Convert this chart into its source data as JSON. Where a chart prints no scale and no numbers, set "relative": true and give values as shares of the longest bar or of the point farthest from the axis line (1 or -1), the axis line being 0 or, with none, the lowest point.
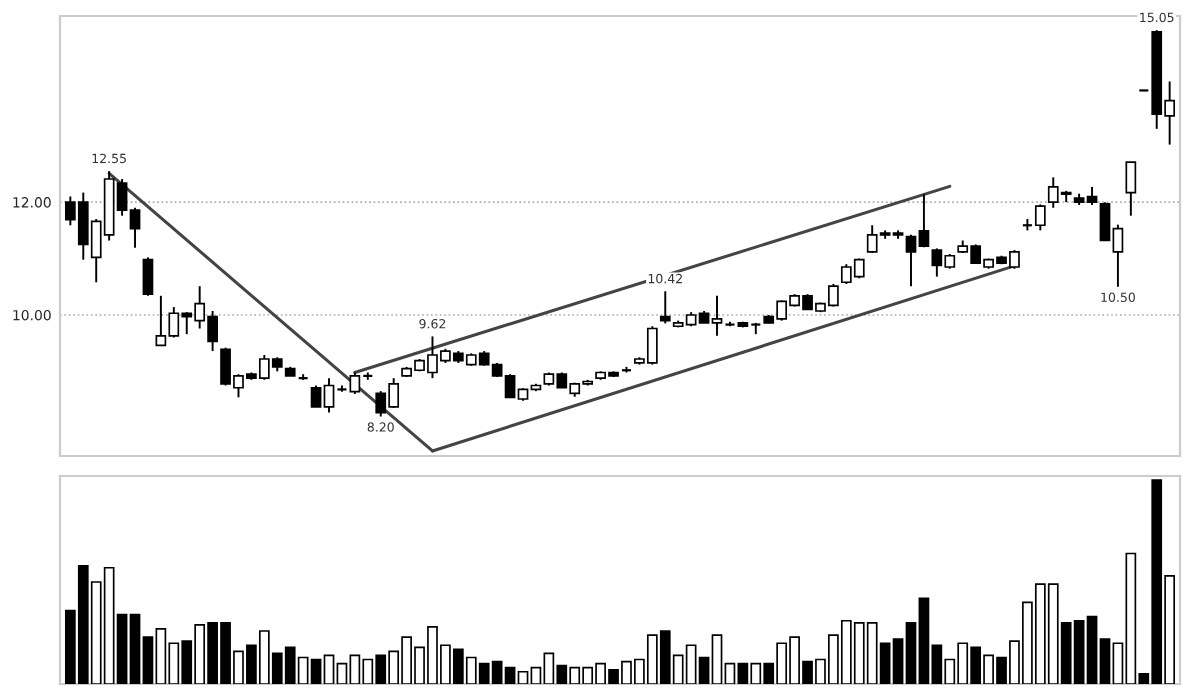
{
  "chart_data": [
    {
      "type": "candlestick",
      "categories": [
        null,
        null,
        null,
        null,
        null,
        null,
        null,
        null,
        null,
        null,
        null,
        null,
        null,
        null,
        null,
        null,
        null,
        null,
        null,
        null,
        null,
        null,
        null,
        null,
        null,
        null,
        null,
        null,
        null,
        null,
        null,
        null,
        null,
        null,
        null,
        null,
        null,
        null,
        null,
        null,
        null,
        null,
        null,
        null,
        null,
        null,
        null,
        null,
        null,
        null,
        null,
        null,
        null,
        null,
        null,
        null,
        null,
        null,
        null,
        null,
        null,
        null,
        null,
        null,
        null,
        null,
        null,
        null,
        null,
        null,
        null,
        null,
        null,
        null,
        null,
        null,
        null,
        null,
        null,
        null,
        null,
        null,
        null,
        null,
        null,
        null
      ],
      "ohlc": [
        [
          12.0,
          12.1,
          11.59,
          11.69
        ],
        [
          12.0,
          12.17,
          10.98,
          11.25
        ],
        [
          11.02,
          11.7,
          10.58,
          11.66
        ],
        [
          11.42,
          12.55,
          11.32,
          12.41
        ],
        [
          12.34,
          12.41,
          11.76,
          11.86
        ],
        [
          11.86,
          11.9,
          11.19,
          11.53
        ],
        [
          10.98,
          11.02,
          10.34,
          10.37
        ],
        [
          9.46,
          10.34,
          9.46,
          9.63
        ],
        [
          9.63,
          10.14,
          9.6,
          10.03
        ],
        [
          10.03,
          10.05,
          9.66,
          9.97
        ],
        [
          9.9,
          10.51,
          9.76,
          10.2
        ],
        [
          9.97,
          10.07,
          9.36,
          9.53
        ],
        [
          9.39,
          9.42,
          8.75,
          8.78
        ],
        [
          8.71,
          8.95,
          8.54,
          8.92
        ],
        [
          8.95,
          8.98,
          8.85,
          8.88
        ],
        [
          8.88,
          9.29,
          8.85,
          9.22
        ],
        [
          9.22,
          9.25,
          9.0,
          9.08
        ],
        [
          9.05,
          9.08,
          8.92,
          8.92
        ],
        [
          8.88,
          8.95,
          8.85,
          8.88
        ],
        [
          8.71,
          8.75,
          8.37,
          8.37
        ],
        [
          8.37,
          8.88,
          8.27,
          8.75
        ],
        [
          8.68,
          8.75,
          8.64,
          8.68
        ],
        [
          8.64,
          8.98,
          8.6,
          8.92
        ],
        [
          8.92,
          8.98,
          8.85,
          8.92
        ],
        [
          8.61,
          8.65,
          8.2,
          8.27
        ],
        [
          8.37,
          8.88,
          8.35,
          8.78
        ],
        [
          8.92,
          9.08,
          8.9,
          9.05
        ],
        [
          9.02,
          9.22,
          9.0,
          9.19
        ],
        [
          8.98,
          9.62,
          8.88,
          9.29
        ],
        [
          9.19,
          9.4,
          9.15,
          9.36
        ],
        [
          9.32,
          9.36,
          9.15,
          9.19
        ],
        [
          9.12,
          9.32,
          9.1,
          9.29
        ],
        [
          9.32,
          9.36,
          9.1,
          9.12
        ],
        [
          9.12,
          9.15,
          8.9,
          8.92
        ],
        [
          8.92,
          8.95,
          8.54,
          8.54
        ],
        [
          8.51,
          8.7,
          8.48,
          8.68
        ],
        [
          8.68,
          8.78,
          8.65,
          8.75
        ],
        [
          8.78,
          8.98,
          8.75,
          8.95
        ],
        [
          8.95,
          8.98,
          8.71,
          8.71
        ],
        [
          8.61,
          8.8,
          8.55,
          8.78
        ],
        [
          8.78,
          8.85,
          8.75,
          8.82
        ],
        [
          8.88,
          9.0,
          8.85,
          8.98
        ],
        [
          8.98,
          9.0,
          8.9,
          8.92
        ],
        [
          9.02,
          9.08,
          8.98,
          9.02
        ],
        [
          9.15,
          9.25,
          9.12,
          9.22
        ],
        [
          9.15,
          9.8,
          9.12,
          9.76
        ],
        [
          9.97,
          10.42,
          9.85,
          9.9
        ],
        [
          9.8,
          9.9,
          9.78,
          9.86
        ],
        [
          9.83,
          10.05,
          9.8,
          10.0
        ],
        [
          10.03,
          10.07,
          9.86,
          9.86
        ],
        [
          9.86,
          10.34,
          9.63,
          9.93
        ],
        [
          9.83,
          9.88,
          9.8,
          9.83
        ],
        [
          9.86,
          9.88,
          9.78,
          9.8
        ],
        [
          9.83,
          9.86,
          9.66,
          9.83
        ],
        [
          9.97,
          10.0,
          9.85,
          9.86
        ],
        [
          9.93,
          10.26,
          9.9,
          10.24
        ],
        [
          10.17,
          10.37,
          10.15,
          10.34
        ],
        [
          10.34,
          10.37,
          10.1,
          10.1
        ],
        [
          10.07,
          10.22,
          10.05,
          10.2
        ],
        [
          10.17,
          10.55,
          10.15,
          10.51
        ],
        [
          10.58,
          10.9,
          10.55,
          10.85
        ],
        [
          10.68,
          11.0,
          10.65,
          10.98
        ],
        [
          11.12,
          11.59,
          11.1,
          11.42
        ],
        [
          11.45,
          11.5,
          11.35,
          11.42
        ],
        [
          11.45,
          11.5,
          11.35,
          11.42
        ],
        [
          11.39,
          11.42,
          10.51,
          11.12
        ],
        [
          11.49,
          12.14,
          11.2,
          11.22
        ],
        [
          11.15,
          11.18,
          10.68,
          10.88
        ],
        [
          10.85,
          11.08,
          10.82,
          11.05
        ],
        [
          11.12,
          11.32,
          11.1,
          11.22
        ],
        [
          11.22,
          11.25,
          10.92,
          10.92
        ],
        [
          10.85,
          11.0,
          10.82,
          10.98
        ],
        [
          11.02,
          11.05,
          10.9,
          10.92
        ],
        [
          10.85,
          11.15,
          10.82,
          11.12
        ],
        [
          11.59,
          11.7,
          11.5,
          11.59
        ],
        [
          11.59,
          11.96,
          11.5,
          11.93
        ],
        [
          12.0,
          12.44,
          11.9,
          12.27
        ],
        [
          12.17,
          12.2,
          12.0,
          12.14
        ],
        [
          12.07,
          12.15,
          11.95,
          12.0
        ],
        [
          12.1,
          12.27,
          11.95,
          12.0
        ],
        [
          11.97,
          12.0,
          11.32,
          11.32
        ],
        [
          11.12,
          11.6,
          10.5,
          11.53
        ],
        [
          12.17,
          12.71,
          11.76,
          12.71
        ],
        [
          13.98,
          13.98,
          13.98,
          13.98
        ],
        [
          15.02,
          15.05,
          13.3,
          13.56
        ],
        [
          13.53,
          14.14,
          13.02,
          13.8
        ]
      ],
      "series": [
        {
          "type": "line",
          "color": "#444444",
          "values": [
            null,
            null,
            null,
            12.51,
            null,
            null,
            null,
            null,
            null,
            null,
            null,
            null,
            null,
            null,
            null,
            null,
            null,
            null,
            null,
            null,
            null,
            null,
            null,
            null,
            null,
            null,
            null,
            null,
            7.59,
            null,
            null,
            null,
            null,
            null,
            null,
            null,
            null,
            null,
            null,
            null,
            null,
            null,
            null,
            null,
            null,
            null,
            null,
            null,
            null,
            null,
            null,
            null,
            null,
            null,
            null,
            null,
            null,
            null,
            null,
            null,
            null,
            null,
            null,
            null,
            null,
            null,
            null,
            null,
            null,
            null,
            null,
            null,
            null,
            null,
            null,
            null,
            null,
            null,
            null,
            null,
            null,
            null,
            null,
            null,
            null,
            null
          ]
        },
        {
          "type": "line",
          "color": "#444444",
          "values": [
            null,
            null,
            null,
            null,
            null,
            null,
            null,
            null,
            null,
            null,
            null,
            null,
            null,
            null,
            null,
            null,
            null,
            null,
            null,
            null,
            null,
            null,
            8.98,
            null,
            null,
            null,
            null,
            null,
            null,
            null,
            null,
            null,
            null,
            null,
            null,
            null,
            null,
            null,
            null,
            null,
            null,
            null,
            null,
            null,
            null,
            null,
            null,
            null,
            null,
            null,
            null,
            null,
            null,
            null,
            null,
            null,
            null,
            null,
            null,
            null,
            null,
            null,
            null,
            null,
            null,
            null,
            null,
            null,
            12.28,
            null,
            null,
            null,
            null,
            null,
            null,
            null,
            null,
            null,
            null,
            null,
            null,
            null,
            null,
            null,
            null,
            null
          ]
        },
        {
          "type": "line",
          "color": "#444444",
          "values": [
            null,
            null,
            null,
            null,
            null,
            null,
            null,
            null,
            null,
            null,
            null,
            null,
            null,
            null,
            null,
            null,
            null,
            null,
            null,
            null,
            null,
            null,
            null,
            null,
            null,
            null,
            null,
            null,
            7.59,
            null,
            null,
            null,
            null,
            null,
            null,
            null,
            null,
            null,
            null,
            null,
            null,
            null,
            null,
            null,
            null,
            null,
            null,
            null,
            null,
            null,
            null,
            null,
            null,
            null,
            null,
            null,
            null,
            null,
            null,
            null,
            null,
            null,
            null,
            null,
            null,
            null,
            null,
            null,
            null,
            null,
            null,
            null,
            null,
            10.87,
            null,
            null,
            null,
            null,
            null,
            null,
            null,
            null,
            null,
            null,
            null,
            null
          ]
        }
      ],
      "ylim": [
        7.5,
        15.3
      ],
      "yticks": [
        {
          "value": 10,
          "label": "10.00"
        },
        {
          "value": 12,
          "label": "12.00"
        }
      ],
      "grid": "y",
      "tick_labels": "y",
      "annotations": [
        {
          "text": "12.55",
          "y": 12.55
        },
        {
          "text": "8.20",
          "y": 8.2
        },
        {
          "text": "9.62",
          "y": 9.62
        },
        {
          "text": "10.42",
          "y": 10.42
        },
        {
          "text": "10.50",
          "y": 10.5
        },
        {
          "text": "15.05",
          "y": 15.05
        }
      ]
    },
    {
      "type": "bar",
      "relative": true,
      "categories": [
        null,
        null,
        null,
        null,
        null,
        null,
        null,
        null,
        null,
        null,
        null,
        null,
        null,
        null,
        null,
        null,
        null,
        null,
        null,
        null,
        null,
        null,
        null,
        null,
        null,
        null,
        null,
        null,
        null,
        null,
        null,
        null,
        null,
        null,
        null,
        null,
        null,
        null,
        null,
        null,
        null,
        null,
        null,
        null,
        null,
        null,
        null,
        null,
        null,
        null,
        null,
        null,
        null,
        null,
        null,
        null,
        null,
        null,
        null,
        null,
        null,
        null,
        null,
        null,
        null,
        null,
        null,
        null,
        null,
        null,
        null,
        null,
        null,
        null,
        null,
        null,
        null,
        null,
        null,
        null,
        null,
        null,
        null,
        null,
        null,
        null
      ],
      "series": [
        {
          "values": [
            0.36,
            0.58,
            0.5,
            0.57,
            0.34,
            0.34,
            0.23,
            0.27,
            0.2,
            0.21,
            0.29,
            0.3,
            0.3,
            0.16,
            0.19,
            0.26,
            0.15,
            0.18,
            0.13,
            0.12,
            0.14,
            0.1,
            0.14,
            0.12,
            0.14,
            0.16,
            0.23,
            0.18,
            0.28,
            0.19,
            0.17,
            0.13,
            0.1,
            0.11,
            0.08,
            0.06,
            0.08,
            0.15,
            0.09,
            0.08,
            0.08,
            0.1,
            0.07,
            0.11,
            0.12,
            0.24,
            0.26,
            0.14,
            0.19,
            0.13,
            0.24,
            0.1,
            0.1,
            0.1,
            0.1,
            0.2,
            0.23,
            0.11,
            0.12,
            0.24,
            0.31,
            0.3,
            0.3,
            0.2,
            0.22,
            0.3,
            0.42,
            0.19,
            0.12,
            0.2,
            0.18,
            0.14,
            0.13,
            0.21,
            0.4,
            0.49,
            0.49,
            0.3,
            0.31,
            0.33,
            0.22,
            0.2,
            0.64,
            0.05,
            1,
            0.53
          ],
          "colors": [
            "#000000",
            "#000000",
            "#ffffff",
            "#ffffff",
            "#000000",
            "#000000",
            "#000000",
            "#ffffff",
            "#ffffff",
            "#000000",
            "#ffffff",
            "#000000",
            "#000000",
            "#ffffff",
            "#000000",
            "#ffffff",
            "#000000",
            "#000000",
            "#ffffff",
            "#000000",
            "#ffffff",
            "#ffffff",
            "#ffffff",
            "#ffffff",
            "#000000",
            "#ffffff",
            "#ffffff",
            "#ffffff",
            "#ffffff",
            "#ffffff",
            "#000000",
            "#ffffff",
            "#000000",
            "#000000",
            "#000000",
            "#ffffff",
            "#ffffff",
            "#ffffff",
            "#000000",
            "#ffffff",
            "#ffffff",
            "#ffffff",
            "#000000",
            "#ffffff",
            "#ffffff",
            "#ffffff",
            "#000000",
            "#ffffff",
            "#ffffff",
            "#000000",
            "#ffffff",
            "#ffffff",
            "#000000",
            "#ffffff",
            "#000000",
            "#ffffff",
            "#ffffff",
            "#000000",
            "#ffffff",
            "#ffffff",
            "#ffffff",
            "#ffffff",
            "#ffffff",
            "#000000",
            "#000000",
            "#000000",
            "#000000",
            "#000000",
            "#ffffff",
            "#ffffff",
            "#000000",
            "#ffffff",
            "#000000",
            "#ffffff",
            "#ffffff",
            "#ffffff",
            "#ffffff",
            "#000000",
            "#000000",
            "#000000",
            "#000000",
            "#ffffff",
            "#ffffff",
            "#000000",
            "#000000",
            "#ffffff"
          ]
        }
      ],
      "tick_labels": false
    }
  ]
}
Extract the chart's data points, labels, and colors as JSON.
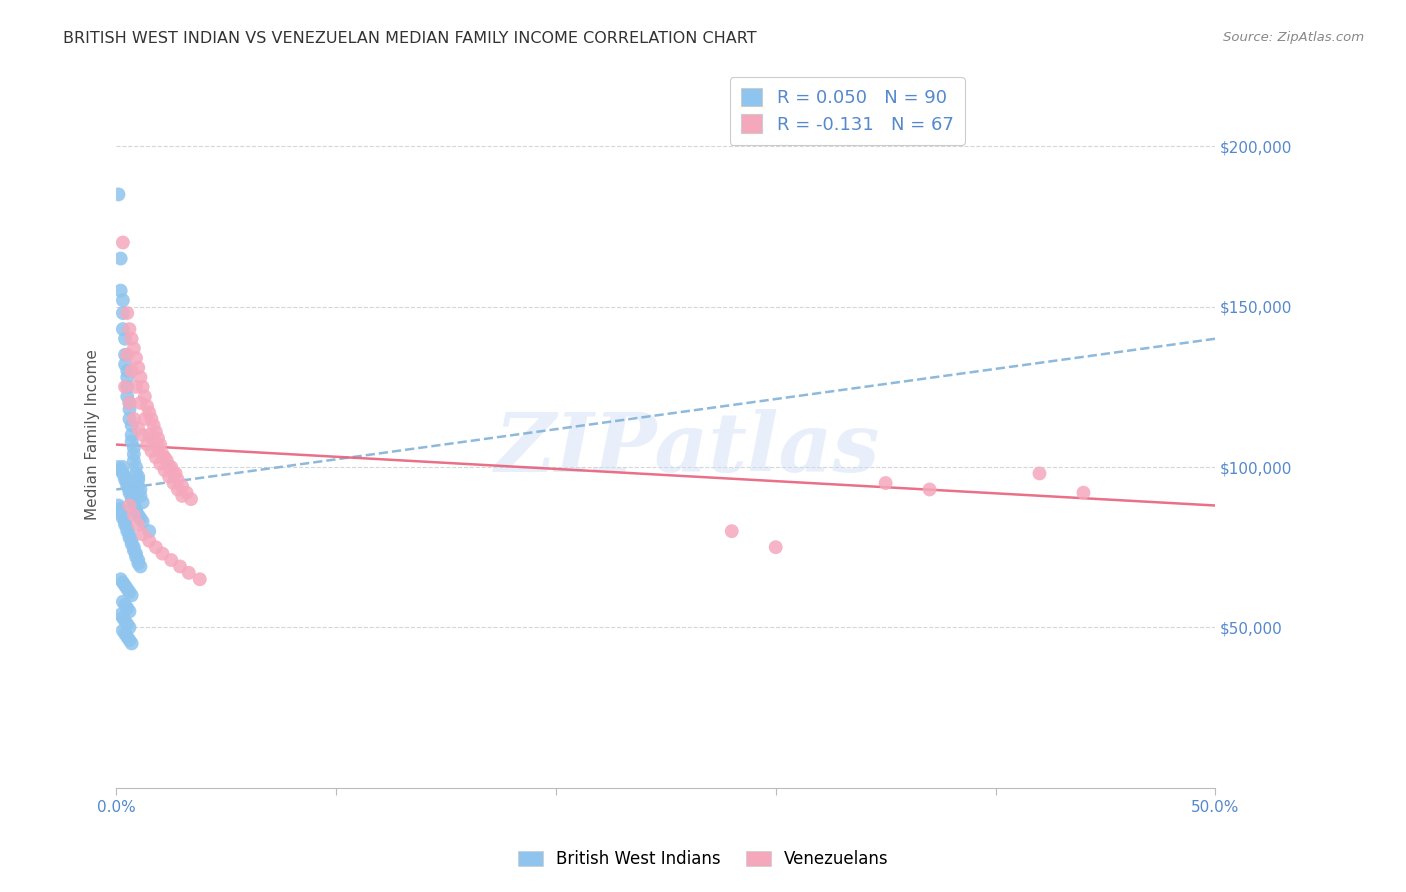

==========

> Instruction
From the entries above, select each line containing the string "true".

> The answer
Convert this chart into its source data as JSON. Where a chart prints no scale and no numbers, set "relative": true and give values as shares of the longest bar or of the point farthest from the axis line (1 or -1), the axis line being 0 or, with none, the lowest point.
      "relative": true,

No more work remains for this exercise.